EXCERPTED PASSAGE
1. Document review on May 12, 2022, at 9:45 am, revealed the facility lacked documentation showing the following required emergency generator maintenance items had been conducted:

a. monthly load test since February 18, 2022.
b. monthly transfer switch operation since February 18, 2022, due to faulty transfer switch.

Interview at the exit conference with the Maintenance Director and the Director of Nursing on May 12, 2022, at 12:30 pm, confirmed the missing documentation.



 Plan of Correction - To be completed: 06/20/2022

Monthly load test was performed May 13, 2022. ATS was replaced on May 12, 2022. Monthly load testing remains in the system as part of the Preventive Maintenance schedule. The Maintenance Dept employees will be in-serviced on proper documentation and testing with this required monthly task.
NFPA 101 STANDARD Gas Equipment - Cylinder and Container Storag:This is a less serious (but not lowest level) deficiency and affects more than a limited number of residents, staff, or occurrences. This deficiency is one that results in minimal discomfort to the resident or has the potential (not yet realized) to negatively affect the resident's ability to achieve his/her highest functional status. This deficiency was not found to be throughout this facility.

STUDY MATERIAL
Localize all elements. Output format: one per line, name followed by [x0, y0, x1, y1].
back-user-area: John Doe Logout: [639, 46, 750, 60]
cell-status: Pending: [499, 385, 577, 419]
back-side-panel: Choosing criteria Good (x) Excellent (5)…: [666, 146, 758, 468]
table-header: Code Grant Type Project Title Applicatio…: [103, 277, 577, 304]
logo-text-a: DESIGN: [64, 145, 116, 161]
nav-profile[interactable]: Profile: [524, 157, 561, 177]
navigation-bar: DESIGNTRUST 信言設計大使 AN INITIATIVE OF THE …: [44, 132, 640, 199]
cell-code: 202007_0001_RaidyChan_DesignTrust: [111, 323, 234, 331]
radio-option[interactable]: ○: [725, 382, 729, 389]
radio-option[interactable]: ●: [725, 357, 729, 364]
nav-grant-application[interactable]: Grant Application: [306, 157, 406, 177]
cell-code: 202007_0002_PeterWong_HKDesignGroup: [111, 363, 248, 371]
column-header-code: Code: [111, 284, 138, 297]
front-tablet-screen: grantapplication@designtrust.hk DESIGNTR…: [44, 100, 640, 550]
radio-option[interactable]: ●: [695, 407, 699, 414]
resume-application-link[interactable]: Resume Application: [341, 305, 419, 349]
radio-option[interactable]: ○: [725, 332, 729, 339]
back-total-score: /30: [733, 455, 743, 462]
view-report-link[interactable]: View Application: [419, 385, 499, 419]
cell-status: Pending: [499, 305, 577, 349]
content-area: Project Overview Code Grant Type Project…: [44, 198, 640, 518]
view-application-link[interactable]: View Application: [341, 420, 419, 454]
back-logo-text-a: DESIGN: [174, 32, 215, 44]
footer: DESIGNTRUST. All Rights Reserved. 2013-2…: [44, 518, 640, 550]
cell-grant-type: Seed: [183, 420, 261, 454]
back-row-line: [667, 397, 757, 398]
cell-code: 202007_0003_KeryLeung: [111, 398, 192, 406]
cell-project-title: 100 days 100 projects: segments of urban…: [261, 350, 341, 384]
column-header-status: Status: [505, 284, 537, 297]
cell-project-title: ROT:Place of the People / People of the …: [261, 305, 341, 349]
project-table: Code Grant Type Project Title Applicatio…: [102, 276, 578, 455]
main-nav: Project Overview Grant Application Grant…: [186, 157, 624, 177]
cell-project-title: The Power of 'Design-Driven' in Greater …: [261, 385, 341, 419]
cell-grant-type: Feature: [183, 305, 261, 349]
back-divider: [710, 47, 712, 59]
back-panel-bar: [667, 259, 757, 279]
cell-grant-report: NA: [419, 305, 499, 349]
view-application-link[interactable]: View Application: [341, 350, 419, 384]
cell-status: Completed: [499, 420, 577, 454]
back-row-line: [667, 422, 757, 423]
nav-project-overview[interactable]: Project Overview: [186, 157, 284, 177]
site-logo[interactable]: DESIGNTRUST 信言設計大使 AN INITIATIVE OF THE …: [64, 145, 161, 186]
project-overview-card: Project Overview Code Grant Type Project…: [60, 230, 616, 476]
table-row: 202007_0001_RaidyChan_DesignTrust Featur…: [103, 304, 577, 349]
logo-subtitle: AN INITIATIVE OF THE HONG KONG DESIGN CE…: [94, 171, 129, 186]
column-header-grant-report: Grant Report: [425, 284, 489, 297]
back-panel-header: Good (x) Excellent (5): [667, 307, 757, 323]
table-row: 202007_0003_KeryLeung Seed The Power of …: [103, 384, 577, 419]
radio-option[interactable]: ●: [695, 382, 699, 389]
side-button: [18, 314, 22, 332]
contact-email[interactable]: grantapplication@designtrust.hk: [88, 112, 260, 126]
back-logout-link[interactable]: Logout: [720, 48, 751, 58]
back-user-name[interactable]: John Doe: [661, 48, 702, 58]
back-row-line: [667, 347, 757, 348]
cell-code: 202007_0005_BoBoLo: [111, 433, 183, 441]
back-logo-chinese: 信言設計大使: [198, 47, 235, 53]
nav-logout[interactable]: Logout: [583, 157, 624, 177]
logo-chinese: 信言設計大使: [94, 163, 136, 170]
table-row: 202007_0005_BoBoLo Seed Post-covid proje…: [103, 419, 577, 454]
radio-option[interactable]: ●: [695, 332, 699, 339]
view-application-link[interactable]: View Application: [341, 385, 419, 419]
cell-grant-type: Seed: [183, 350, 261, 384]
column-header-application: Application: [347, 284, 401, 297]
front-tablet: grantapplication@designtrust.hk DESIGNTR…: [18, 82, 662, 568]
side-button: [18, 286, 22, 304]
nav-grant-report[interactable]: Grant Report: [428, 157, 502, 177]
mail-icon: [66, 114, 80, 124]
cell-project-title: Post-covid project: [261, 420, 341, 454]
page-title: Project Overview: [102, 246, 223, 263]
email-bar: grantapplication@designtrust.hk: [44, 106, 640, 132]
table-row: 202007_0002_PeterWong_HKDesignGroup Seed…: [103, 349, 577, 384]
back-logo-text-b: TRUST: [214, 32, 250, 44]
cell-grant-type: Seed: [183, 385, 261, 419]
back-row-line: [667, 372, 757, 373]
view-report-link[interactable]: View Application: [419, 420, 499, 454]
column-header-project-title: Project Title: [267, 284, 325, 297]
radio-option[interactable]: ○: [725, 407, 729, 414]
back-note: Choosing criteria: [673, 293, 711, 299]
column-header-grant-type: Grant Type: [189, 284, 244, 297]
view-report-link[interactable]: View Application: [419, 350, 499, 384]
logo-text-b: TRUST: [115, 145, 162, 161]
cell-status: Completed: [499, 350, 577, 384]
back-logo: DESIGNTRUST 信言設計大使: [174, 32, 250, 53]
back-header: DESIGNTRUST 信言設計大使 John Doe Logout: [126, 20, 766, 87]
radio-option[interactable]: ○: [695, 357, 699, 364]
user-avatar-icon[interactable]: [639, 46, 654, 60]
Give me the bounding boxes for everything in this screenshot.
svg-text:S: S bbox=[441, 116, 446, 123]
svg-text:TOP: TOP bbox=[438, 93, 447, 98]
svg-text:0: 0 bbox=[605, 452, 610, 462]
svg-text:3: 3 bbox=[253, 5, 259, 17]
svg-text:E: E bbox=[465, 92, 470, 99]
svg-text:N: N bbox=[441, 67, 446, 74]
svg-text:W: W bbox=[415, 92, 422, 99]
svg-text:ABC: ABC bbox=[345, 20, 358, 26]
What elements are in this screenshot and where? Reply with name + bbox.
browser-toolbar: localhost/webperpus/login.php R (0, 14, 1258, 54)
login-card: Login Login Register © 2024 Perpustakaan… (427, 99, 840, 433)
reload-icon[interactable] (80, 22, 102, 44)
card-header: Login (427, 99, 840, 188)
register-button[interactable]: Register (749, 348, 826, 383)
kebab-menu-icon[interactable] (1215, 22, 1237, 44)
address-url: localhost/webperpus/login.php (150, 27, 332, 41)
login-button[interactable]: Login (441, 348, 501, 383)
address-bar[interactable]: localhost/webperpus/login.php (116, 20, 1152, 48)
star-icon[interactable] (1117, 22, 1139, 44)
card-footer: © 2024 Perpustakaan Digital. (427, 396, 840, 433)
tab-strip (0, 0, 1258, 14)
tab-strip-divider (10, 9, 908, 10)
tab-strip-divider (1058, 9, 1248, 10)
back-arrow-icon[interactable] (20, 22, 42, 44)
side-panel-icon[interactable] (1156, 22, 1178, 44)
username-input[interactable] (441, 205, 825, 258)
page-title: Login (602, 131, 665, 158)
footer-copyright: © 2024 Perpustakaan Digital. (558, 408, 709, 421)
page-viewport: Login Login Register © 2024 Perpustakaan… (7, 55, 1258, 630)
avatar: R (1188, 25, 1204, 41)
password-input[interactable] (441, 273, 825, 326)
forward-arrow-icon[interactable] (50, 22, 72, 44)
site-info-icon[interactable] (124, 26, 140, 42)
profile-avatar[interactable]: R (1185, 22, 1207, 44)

COMPLETE THE FOLLOWING
A - Reproduce the inspection report word for word from "Interview at the" up to and including "the missing documentation.".
B - Carry on the inspection report from its last sentence.
The records can be set aside here.

TASK RESPONSES
A -
Interview at the exit conference with the Maintenance Director and the Director of Nursing on May 12, 2022, at 12:30 pm, confirmed the missing documentation.

B -
Gas Equipment - Cylinder and Container Storage
Greater than or equal to 3,000 cubic feet
Storage locations are designed, constructed, and ventilated in accordance with 5.1.3.3.2 and 5.1.3.3.3.
>300 but <3,000 cubic feet
Storage locations are outdoors in an enclosure or within an enclosed interior space of non- or limited- combustible construction, with door (or gates outdoors) that can be secured. Oxidizing gases are not stored with flammables, and are separated from combustibles by 20 feet (5 feet if sprinklered) or enclosed in a cabinet of noncombustible construction having a minimum 1/2 hr. fire protection rating.
Less than or equal to 300 cubic feet
In a single smoke compartment, individual cylinders available for immediate use in patient care areas with an aggregate volume of less than or equal to 300 cubic feet are not required to be stored in an enclosure. Cylinders must be handled with precautions as specified in 11.6.2.
A precautionary sign readable from 5 feet is on each door or gate of a cylinder storage room, where the sign includes the wording as a minimum "CAUTION: OXIDIZING GAS(ES) STORED WITHIN NO SMOKING."
Storage is planned so cylinders are used in order of which they are received from the supplier. Empty cylinders are segregated from full cylinders. When facility employs cylinders with integral pressure gauge, a threshold pressure considered empty is established. Empty cylinders are marked to avoid confusion. Cylinders stored in the open are protected from weather.
11.3.1, 11.3.2, 11.3.3, 11.3.4, 11.6.5 (NFPA 99)
Observations:
Name: MAIN BUILDING 01 - Component: 01 - Tag: 0923
Based on observation and interview, it was determined the facility failed to maintain the fire resistance rating of medical gas rooms, in sprinklered locations, affecting one of five smoke compartments.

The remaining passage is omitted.